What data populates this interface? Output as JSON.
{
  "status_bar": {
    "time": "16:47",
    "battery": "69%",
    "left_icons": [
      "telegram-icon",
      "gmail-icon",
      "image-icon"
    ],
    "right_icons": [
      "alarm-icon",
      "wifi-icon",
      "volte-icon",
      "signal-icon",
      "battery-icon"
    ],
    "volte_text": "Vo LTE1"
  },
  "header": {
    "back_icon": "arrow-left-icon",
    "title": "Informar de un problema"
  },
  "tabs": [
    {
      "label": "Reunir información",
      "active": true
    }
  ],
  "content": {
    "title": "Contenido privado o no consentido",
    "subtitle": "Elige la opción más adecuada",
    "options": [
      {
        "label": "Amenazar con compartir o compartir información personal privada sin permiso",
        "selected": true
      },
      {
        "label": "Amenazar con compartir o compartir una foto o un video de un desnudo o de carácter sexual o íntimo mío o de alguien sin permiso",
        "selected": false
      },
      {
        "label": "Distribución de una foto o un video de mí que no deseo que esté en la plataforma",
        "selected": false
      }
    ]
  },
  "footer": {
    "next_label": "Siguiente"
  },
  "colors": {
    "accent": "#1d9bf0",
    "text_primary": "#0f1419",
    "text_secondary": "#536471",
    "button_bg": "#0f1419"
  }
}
-- -- --
*Exercise objective*: Above are some records; repeat all of them exactly.

*Task output*:
What data populates this interface? Output as JSON.
{
  "status_bar": {
    "time": "16:47",
    "battery": "69%",
    "left_icons": [
      "telegram-icon",
      "gmail-icon",
      "image-icon"
    ],
    "right_icons": [
      "alarm-icon",
      "wifi-icon",
      "volte-icon",
      "signal-icon",
      "battery-icon"
    ],
    "volte_text": "Vo LTE1"
  },
  "header": {
    "back_icon": "arrow-left-icon",
    "title": "Informar de un problema"
  },
  "tabs": [
    {
      "label": "Reunir información",
      "active": true
    }
  ],
  "content": {
    "title": "Contenido privado o no consentido",
    "subtitle": "Elige la opción más adecuada",
    "options": [
      {
        "label": "Amenazar con compartir o compartir información personal privada sin permiso",
        "selected": true
      },
      {
        "label": "Amenazar con compartir o compartir una foto o un video de un desnudo o de carácter sexual o íntimo mío o de alguien sin permiso",
        "selected": false
      },
      {
        "label": "Distribución de una foto o un video de mí que no deseo que esté en la plataforma",
        "selected": false
      }
    ]
  },
  "footer": {
    "next_label": "Siguiente"
  },
  "colors": {
    "accent": "#1d9bf0",
    "text_primary": "#0f1419",
    "text_secondary": "#536471",
    "button_bg": "#0f1419"
  }
}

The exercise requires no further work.